**PROBLEM TO SOLVE**
Find how many lines of the listing include the string "桥的形状和结构", and report only that figure.

Collected data
— BEGIN —

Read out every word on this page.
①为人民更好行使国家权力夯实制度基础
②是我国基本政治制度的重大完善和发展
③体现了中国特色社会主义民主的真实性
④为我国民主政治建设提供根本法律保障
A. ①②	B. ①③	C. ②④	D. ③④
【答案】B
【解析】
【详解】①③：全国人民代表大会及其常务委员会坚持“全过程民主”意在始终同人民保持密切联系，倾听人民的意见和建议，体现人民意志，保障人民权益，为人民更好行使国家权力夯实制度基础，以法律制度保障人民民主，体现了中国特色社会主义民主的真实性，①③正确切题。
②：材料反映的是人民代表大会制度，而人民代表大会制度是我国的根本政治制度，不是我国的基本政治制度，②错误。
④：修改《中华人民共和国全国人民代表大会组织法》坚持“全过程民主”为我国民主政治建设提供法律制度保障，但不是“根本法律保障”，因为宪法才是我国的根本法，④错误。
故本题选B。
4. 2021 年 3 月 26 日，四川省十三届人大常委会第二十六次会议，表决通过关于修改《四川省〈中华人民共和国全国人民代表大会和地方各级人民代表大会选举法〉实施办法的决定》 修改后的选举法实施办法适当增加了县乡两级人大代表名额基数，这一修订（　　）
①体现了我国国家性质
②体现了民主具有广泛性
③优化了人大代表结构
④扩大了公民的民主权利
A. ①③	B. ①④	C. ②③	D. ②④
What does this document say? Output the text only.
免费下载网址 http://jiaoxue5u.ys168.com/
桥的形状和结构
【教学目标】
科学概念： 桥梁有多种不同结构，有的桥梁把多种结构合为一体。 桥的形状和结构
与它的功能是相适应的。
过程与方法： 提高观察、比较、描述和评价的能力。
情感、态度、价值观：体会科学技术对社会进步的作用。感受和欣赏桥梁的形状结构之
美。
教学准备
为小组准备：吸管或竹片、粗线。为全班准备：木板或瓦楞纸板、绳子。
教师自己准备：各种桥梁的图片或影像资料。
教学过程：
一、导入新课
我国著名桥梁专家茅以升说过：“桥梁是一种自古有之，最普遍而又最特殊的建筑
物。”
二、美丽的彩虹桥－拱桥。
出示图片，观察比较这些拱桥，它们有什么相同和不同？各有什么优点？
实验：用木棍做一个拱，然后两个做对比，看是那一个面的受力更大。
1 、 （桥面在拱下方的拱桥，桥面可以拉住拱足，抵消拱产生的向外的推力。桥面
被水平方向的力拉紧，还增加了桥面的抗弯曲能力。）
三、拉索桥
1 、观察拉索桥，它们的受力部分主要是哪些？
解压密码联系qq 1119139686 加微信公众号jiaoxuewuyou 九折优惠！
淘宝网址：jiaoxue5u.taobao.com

— END —

**RESULT OF THIS TASK**
2